→ **Goal**:
Every line with the word "sayılı" in it should be extracted from the data that follows.

-- Start --

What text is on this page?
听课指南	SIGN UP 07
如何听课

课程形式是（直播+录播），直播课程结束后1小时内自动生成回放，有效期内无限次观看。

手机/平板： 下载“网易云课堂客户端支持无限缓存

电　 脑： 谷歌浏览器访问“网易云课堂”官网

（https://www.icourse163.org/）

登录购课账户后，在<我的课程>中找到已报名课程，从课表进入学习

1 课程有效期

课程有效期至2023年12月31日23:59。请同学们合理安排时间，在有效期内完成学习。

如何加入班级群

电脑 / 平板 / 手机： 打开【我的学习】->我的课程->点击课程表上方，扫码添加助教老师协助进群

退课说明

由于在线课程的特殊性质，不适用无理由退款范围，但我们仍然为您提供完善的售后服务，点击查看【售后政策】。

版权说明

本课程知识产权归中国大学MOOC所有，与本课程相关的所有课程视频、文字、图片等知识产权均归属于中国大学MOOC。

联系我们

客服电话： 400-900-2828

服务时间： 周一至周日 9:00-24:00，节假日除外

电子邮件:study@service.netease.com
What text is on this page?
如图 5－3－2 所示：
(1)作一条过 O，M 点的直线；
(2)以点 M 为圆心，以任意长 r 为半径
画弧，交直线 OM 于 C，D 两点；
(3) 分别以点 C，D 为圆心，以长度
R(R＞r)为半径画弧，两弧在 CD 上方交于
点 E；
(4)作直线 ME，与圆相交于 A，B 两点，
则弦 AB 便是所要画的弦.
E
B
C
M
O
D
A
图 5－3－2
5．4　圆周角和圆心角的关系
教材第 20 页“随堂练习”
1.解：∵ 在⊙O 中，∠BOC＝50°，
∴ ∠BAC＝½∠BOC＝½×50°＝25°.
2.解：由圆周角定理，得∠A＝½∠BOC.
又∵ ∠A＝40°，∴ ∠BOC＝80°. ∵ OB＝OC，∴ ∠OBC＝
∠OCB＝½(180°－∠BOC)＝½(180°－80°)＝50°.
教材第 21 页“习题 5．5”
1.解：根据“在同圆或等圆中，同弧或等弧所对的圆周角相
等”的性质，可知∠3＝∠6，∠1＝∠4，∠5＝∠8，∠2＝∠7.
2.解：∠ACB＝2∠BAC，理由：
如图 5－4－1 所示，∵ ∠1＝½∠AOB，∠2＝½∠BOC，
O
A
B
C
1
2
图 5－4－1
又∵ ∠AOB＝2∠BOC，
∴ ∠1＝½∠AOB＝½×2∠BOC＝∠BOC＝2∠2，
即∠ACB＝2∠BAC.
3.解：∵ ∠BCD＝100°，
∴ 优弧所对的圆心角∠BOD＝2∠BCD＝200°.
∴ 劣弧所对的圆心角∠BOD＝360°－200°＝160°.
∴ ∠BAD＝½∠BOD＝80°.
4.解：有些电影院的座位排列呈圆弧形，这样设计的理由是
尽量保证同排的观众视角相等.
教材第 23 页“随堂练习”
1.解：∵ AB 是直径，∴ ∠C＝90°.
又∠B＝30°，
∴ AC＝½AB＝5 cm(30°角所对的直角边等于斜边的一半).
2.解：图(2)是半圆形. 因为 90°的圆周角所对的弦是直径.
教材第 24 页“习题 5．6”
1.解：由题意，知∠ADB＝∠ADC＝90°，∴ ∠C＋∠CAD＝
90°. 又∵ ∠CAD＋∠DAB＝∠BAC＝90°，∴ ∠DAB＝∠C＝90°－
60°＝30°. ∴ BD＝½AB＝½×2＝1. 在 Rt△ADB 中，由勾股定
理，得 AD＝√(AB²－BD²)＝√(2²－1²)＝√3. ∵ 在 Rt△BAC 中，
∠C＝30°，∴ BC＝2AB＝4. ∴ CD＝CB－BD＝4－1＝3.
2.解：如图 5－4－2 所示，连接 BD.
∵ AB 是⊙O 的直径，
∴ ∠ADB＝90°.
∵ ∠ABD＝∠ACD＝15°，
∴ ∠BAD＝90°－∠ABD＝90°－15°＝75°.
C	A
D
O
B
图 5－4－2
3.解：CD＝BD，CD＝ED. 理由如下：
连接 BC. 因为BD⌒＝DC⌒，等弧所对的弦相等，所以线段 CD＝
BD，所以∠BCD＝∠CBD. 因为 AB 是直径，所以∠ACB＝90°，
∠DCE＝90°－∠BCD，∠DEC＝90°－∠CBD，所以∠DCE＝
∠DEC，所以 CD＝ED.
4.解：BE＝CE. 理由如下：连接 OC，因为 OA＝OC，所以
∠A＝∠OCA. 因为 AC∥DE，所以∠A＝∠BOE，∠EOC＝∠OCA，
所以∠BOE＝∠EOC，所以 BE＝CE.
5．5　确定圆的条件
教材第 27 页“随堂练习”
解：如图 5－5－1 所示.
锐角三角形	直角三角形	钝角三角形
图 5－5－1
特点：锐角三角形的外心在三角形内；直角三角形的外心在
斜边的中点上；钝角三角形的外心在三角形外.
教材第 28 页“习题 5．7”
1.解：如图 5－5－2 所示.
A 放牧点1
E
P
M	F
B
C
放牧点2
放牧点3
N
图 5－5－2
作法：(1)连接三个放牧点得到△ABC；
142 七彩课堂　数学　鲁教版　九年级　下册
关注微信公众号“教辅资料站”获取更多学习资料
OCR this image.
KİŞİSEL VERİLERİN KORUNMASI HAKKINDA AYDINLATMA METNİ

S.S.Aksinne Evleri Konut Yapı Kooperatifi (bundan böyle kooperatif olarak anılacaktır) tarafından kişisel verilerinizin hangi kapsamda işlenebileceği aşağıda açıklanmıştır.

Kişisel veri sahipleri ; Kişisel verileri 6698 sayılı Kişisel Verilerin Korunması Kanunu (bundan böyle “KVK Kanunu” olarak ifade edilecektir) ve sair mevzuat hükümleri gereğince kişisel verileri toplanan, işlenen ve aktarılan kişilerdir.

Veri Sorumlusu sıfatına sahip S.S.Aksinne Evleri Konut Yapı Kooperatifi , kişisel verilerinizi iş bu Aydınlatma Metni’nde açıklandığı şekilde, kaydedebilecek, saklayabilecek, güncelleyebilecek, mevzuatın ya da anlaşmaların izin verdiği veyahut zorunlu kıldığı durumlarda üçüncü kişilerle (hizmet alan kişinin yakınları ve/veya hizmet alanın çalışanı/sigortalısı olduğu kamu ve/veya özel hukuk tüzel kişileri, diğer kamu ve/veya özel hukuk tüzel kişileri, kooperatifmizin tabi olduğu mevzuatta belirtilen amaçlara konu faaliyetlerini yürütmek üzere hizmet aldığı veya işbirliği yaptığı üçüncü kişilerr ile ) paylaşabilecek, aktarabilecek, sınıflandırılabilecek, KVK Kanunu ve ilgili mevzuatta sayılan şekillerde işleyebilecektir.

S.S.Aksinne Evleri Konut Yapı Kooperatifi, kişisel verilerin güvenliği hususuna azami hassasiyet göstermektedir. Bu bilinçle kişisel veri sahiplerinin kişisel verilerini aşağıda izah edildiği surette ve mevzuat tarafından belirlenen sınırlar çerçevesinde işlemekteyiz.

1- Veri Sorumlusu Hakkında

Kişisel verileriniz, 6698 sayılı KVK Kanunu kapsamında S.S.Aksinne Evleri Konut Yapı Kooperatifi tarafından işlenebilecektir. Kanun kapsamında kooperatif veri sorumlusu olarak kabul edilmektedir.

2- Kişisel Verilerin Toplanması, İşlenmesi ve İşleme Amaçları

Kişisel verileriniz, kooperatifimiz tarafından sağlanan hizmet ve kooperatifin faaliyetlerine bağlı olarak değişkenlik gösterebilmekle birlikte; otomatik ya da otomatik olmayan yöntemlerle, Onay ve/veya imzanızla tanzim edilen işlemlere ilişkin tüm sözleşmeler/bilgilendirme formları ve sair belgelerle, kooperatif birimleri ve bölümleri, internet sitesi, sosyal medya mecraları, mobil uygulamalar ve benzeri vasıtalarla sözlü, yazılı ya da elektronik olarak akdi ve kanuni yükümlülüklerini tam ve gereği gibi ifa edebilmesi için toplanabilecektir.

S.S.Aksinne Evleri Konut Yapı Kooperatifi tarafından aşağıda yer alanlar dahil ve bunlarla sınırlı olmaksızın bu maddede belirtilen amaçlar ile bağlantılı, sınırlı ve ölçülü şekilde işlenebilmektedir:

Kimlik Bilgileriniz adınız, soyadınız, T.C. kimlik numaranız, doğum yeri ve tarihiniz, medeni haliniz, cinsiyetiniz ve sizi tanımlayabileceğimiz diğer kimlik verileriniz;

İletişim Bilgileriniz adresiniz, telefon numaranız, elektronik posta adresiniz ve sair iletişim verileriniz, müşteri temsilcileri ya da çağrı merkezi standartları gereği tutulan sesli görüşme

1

-- End --

→ **Finished task**:
Kişisel veri sahipleri ; Kişisel verileri 6698 sayılı Kişisel Verilerin Korunması Kanunu (bundan böyle “KVK Kanunu” olarak ifade edilecektir) ve sair mevzuat hükümleri gereğince kişisel verileri toplanan, işlenen ve aktarılan kişilerdir.
Kişisel verileriniz, 6698 sayılı KVK Kanunu kapsamında S.S.Aksinne Evleri Konut Yapı Kooperatifi tarafından işlenebilecektir. Kanun kapsamında kooperatif veri sorumlusu olarak kabul edilmektedir.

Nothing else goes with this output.